*REQUIRED TASK*
Take from the listing each line that has the string "heading".

*GIVEN DATA*
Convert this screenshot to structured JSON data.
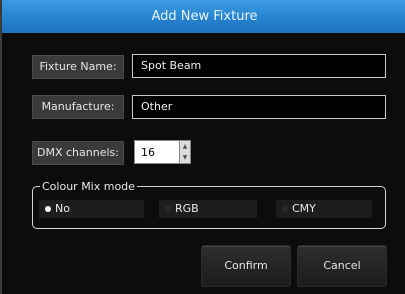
{
  "dialog": {
    "title": "Add New Fixture"
  },
  "fixture_name": {
    "label": "Fixture Name:",
    "value": "Spot Beam"
  },
  "manufacture": {
    "label": "Manufacture:",
    "value": "Other"
  },
  "dmx_channels": {
    "label": "DMX channels:",
    "value": "16"
  },
  "colour_mix": {
    "title": "Colour Mix mode",
    "options": [
      {
        "label": "No",
        "selected": true
      },
      {
        "label": "RGB",
        "selected": false
      },
      {
        "label": "CMY",
        "selected": false
      }
    ]
  },
  "buttons": {
    "confirm": "Confirm",
    "cancel": "Cancel"
  },
  "colors": {
    "title_bar": "#2683cf",
    "background": "#0c0c0c"
  }
}
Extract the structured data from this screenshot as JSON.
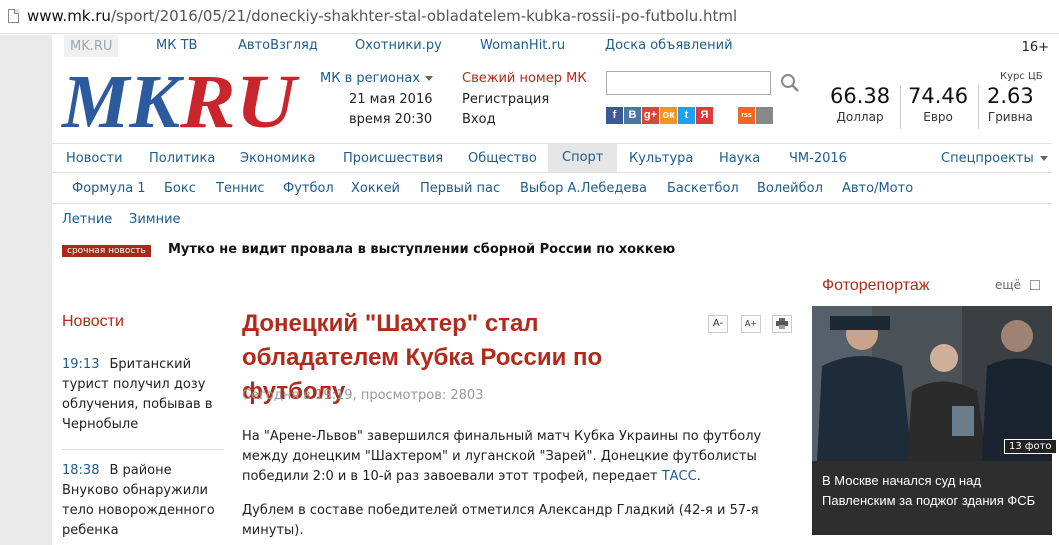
{
  "browser": {
    "url_host": "www.mk.ru",
    "url_path": "/sport/2016/05/21/doneckiy-shakhter-stal-obladatelem-kubka-rossii-po-futbolu.html"
  },
  "toplinks": [
    "MK.RU",
    "МК ТВ",
    "АвтоВзгляд",
    "Охотники.ру",
    "WomanHit.ru",
    "Доска объявлений"
  ],
  "age_rating": "16+",
  "header": {
    "logo_text": "MKRU",
    "regions": "МК в регионах",
    "date": "21 мая 2016",
    "time": "время 20:30",
    "fresh_issue": "Свежий номер МК",
    "register": "Регистрация",
    "login": "Вход",
    "search": {
      "value": "",
      "placeholder": ""
    }
  },
  "socials": [
    {
      "letter": "f",
      "color": "#3b5998"
    },
    {
      "letter": "B",
      "color": "#4a76a8"
    },
    {
      "letter": "g+",
      "color": "#d34836"
    },
    {
      "letter": "ок",
      "color": "#f7931e"
    },
    {
      "letter": "t",
      "color": "#1da1f2"
    },
    {
      "letter": "Я",
      "color": "#e03a3a"
    },
    {
      "letter": "rss",
      "color": "#f26522"
    },
    {
      "letter": "",
      "color": "#888888"
    }
  ],
  "currency": {
    "header": "Курс ЦБ",
    "items": [
      {
        "value": "66.38",
        "label": "Доллар"
      },
      {
        "value": "74.46",
        "label": "Евро"
      },
      {
        "value": "2.63",
        "label": "Гривна"
      }
    ]
  },
  "nav1": [
    "Новости",
    "Политика",
    "Экономика",
    "Происшествия",
    "Общество",
    "Спорт",
    "Культура",
    "Наука",
    "ЧМ-2016"
  ],
  "nav1_special": "Спецпроекты",
  "nav2": [
    "Формула 1",
    "Бокс",
    "Теннис",
    "Футбол",
    "Хоккей",
    "Первый пас",
    "Выбор А.Лебедева",
    "Баскетбол",
    "Волейбол",
    "Авто/Мото"
  ],
  "nav3": [
    "Летние",
    "Зимние"
  ],
  "breaking": {
    "tag": "срочная новость",
    "text": "Мутко не видит провала в выступлении сборной России по хоккею"
  },
  "news": {
    "heading": "Новости",
    "items": [
      {
        "time": "19:13",
        "text": "Британский турист получил дозу облучения, побывав в Чернобыле"
      },
      {
        "time": "18:38",
        "text": "В районе Внуково обнаружили тело новорожденного ребенка"
      }
    ]
  },
  "article": {
    "title": "Донецкий \"Шахтер\" стал обладателем Кубка России по футболу",
    "meta": "Сегодня в 19:19, просмотров: 2803",
    "p1": "На \"Арене-Львов\" завершился финальный матч Кубка Украины по футболу между донецким \"Шахтером\" и луганской \"Зарей\". Донецкие футболисты победили 2:0 и в 10-й раз завоевали этот трофей, передает ",
    "p1_link": "ТАСС",
    "p1_end": ".",
    "p2": "Дублем в составе победителей отметился Александр Гладкий (42-я и 57-я минуты).",
    "tools": [
      "A-",
      "A+"
    ]
  },
  "photo": {
    "heading": "Фоторепортаж",
    "more": "ещё",
    "count": "13 фото",
    "caption": "В Москве начался суд над Павленским за поджог здания ФСБ"
  },
  "colors": {
    "brand_red": "#b12a1b",
    "link_blue": "#1d5c8f",
    "logo_blue": "#2b5a9e",
    "logo_red": "#c9252c"
  }
}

*RESULT OF THE TASK*
    "heading": "Новости",
    "heading": "Фоторепортаж",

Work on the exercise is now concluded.